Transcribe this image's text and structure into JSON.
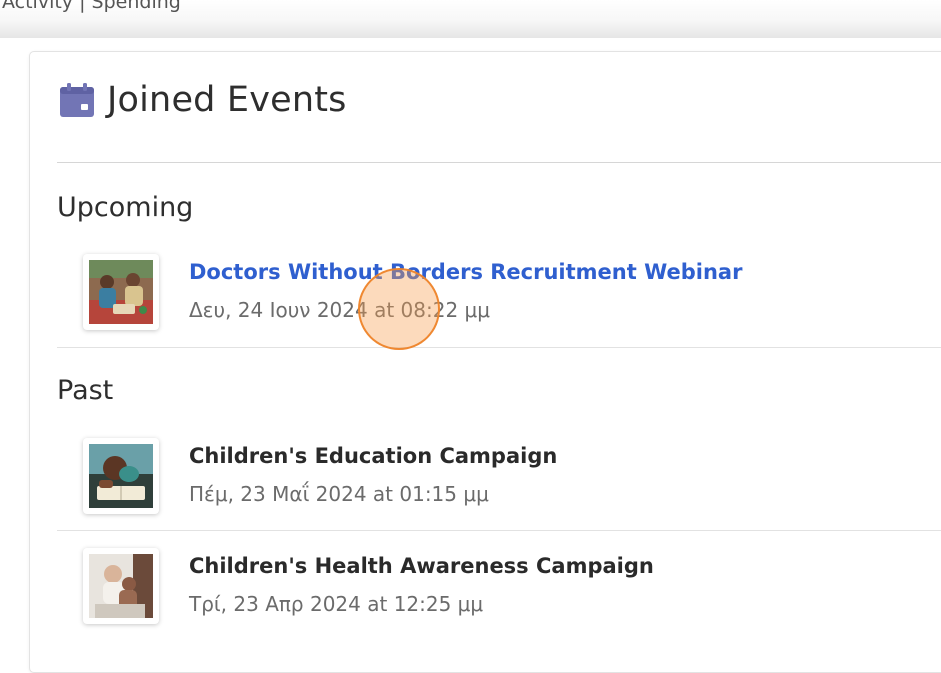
{
  "topbar": {
    "partial_text": "Activity | Spending"
  },
  "card": {
    "title": "Joined Events",
    "title_icon": "calendar-icon",
    "icon_color": "#7275b5"
  },
  "sections": {
    "upcoming": {
      "heading": "Upcoming",
      "events": [
        {
          "title": "Doctors Without Borders Recruitment Webinar",
          "date": "Δευ, 24 Ιουν 2024 at 08:22 μμ",
          "thumbnail": "volunteers-photo",
          "title_color": "#2f5fcf"
        }
      ]
    },
    "past": {
      "heading": "Past",
      "events": [
        {
          "title": "Children's Education Campaign",
          "date": "Πέμ, 23 Μαΐ 2024 at 01:15 μμ",
          "thumbnail": "child-reading-photo"
        },
        {
          "title": "Children's Health Awareness Campaign",
          "date": "Τρί, 23 Απρ 2024 at 12:25 μμ",
          "thumbnail": "mother-child-photo"
        }
      ]
    }
  },
  "colors": {
    "link": "#2f5fcf",
    "click_marker": "#f28c38"
  }
}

------------------------------

### Goal
All of the entries above should be copied exactly, except for the pictures.

### Full answer
Transcribe this image's text and structure into JSON.
{
  "topbar": {
    "partial_text": "Activity | Spending"
  },
  "card": {
    "title": "Joined Events",
    "title_icon": "calendar-icon",
    "icon_color": "#7275b5"
  },
  "sections": {
    "upcoming": {
      "heading": "Upcoming",
      "events": [
        {
          "title": "Doctors Without Borders Recruitment Webinar",
          "date": "Δευ, 24 Ιουν 2024 at 08:22 μμ",
          "thumbnail": "volunteers-photo",
          "title_color": "#2f5fcf"
        }
      ]
    },
    "past": {
      "heading": "Past",
      "events": [
        {
          "title": "Children's Education Campaign",
          "date": "Πέμ, 23 Μαΐ 2024 at 01:15 μμ",
          "thumbnail": "child-reading-photo"
        },
        {
          "title": "Children's Health Awareness Campaign",
          "date": "Τρί, 23 Απρ 2024 at 12:25 μμ",
          "thumbnail": "mother-child-photo"
        }
      ]
    }
  },
  "colors": {
    "link": "#2f5fcf",
    "click_marker": "#f28c38"
  }
}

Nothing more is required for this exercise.